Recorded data
::::::
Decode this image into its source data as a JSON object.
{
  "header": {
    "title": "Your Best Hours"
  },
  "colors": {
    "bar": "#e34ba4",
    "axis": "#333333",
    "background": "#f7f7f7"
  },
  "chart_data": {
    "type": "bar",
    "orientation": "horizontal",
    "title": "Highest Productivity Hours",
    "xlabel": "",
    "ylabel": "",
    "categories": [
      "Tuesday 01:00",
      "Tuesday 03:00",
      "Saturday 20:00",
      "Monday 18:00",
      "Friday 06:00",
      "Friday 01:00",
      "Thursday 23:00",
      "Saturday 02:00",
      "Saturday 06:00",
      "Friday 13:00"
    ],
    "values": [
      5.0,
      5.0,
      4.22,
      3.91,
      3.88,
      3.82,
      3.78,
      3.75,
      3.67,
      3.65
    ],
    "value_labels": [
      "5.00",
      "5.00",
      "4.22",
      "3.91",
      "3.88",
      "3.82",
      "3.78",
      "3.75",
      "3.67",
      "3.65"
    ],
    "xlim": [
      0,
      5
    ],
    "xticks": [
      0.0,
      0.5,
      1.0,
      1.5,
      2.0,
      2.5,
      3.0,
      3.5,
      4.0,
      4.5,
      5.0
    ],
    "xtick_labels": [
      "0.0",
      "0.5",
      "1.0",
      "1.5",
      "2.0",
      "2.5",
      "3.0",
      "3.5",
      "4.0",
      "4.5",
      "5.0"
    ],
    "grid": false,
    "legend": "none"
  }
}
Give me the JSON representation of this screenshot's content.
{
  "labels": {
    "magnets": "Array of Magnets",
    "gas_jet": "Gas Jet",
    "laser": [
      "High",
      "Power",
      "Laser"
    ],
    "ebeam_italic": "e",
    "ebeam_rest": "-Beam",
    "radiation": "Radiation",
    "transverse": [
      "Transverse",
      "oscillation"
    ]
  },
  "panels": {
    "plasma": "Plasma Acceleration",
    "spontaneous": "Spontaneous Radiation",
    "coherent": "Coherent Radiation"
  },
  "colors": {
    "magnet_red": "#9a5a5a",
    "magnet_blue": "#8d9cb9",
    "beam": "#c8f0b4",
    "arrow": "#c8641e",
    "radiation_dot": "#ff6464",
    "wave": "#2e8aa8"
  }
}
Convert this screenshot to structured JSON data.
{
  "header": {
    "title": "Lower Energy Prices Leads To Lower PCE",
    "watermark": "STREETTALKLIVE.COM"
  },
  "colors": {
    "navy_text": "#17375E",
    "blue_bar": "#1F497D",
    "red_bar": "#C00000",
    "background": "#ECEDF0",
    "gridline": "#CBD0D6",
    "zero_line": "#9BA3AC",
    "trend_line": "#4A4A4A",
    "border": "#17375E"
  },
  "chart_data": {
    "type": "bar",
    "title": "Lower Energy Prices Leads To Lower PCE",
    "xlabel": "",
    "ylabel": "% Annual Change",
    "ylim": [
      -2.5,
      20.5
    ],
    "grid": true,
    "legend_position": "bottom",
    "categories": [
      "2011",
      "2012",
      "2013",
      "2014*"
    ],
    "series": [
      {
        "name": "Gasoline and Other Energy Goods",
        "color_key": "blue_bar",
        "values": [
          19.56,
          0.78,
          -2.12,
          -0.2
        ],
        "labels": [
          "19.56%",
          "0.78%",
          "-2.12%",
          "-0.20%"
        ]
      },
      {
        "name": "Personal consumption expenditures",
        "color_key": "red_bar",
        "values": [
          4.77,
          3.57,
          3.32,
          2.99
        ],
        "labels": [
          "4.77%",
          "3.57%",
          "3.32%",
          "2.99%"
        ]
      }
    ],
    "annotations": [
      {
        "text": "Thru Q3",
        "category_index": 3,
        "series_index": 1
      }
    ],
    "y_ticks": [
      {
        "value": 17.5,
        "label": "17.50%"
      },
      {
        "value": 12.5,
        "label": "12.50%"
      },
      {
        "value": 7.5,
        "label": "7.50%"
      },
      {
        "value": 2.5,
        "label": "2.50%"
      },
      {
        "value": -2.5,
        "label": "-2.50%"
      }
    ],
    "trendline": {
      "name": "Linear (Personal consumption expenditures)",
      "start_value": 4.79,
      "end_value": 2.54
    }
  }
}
::::::
◆ **Set problem**: From the entries above, list each line with "Hours" in it.

◆ **Solution for this task**:
    "title": "Your Best Hours"
    "title": "Highest Productivity Hours",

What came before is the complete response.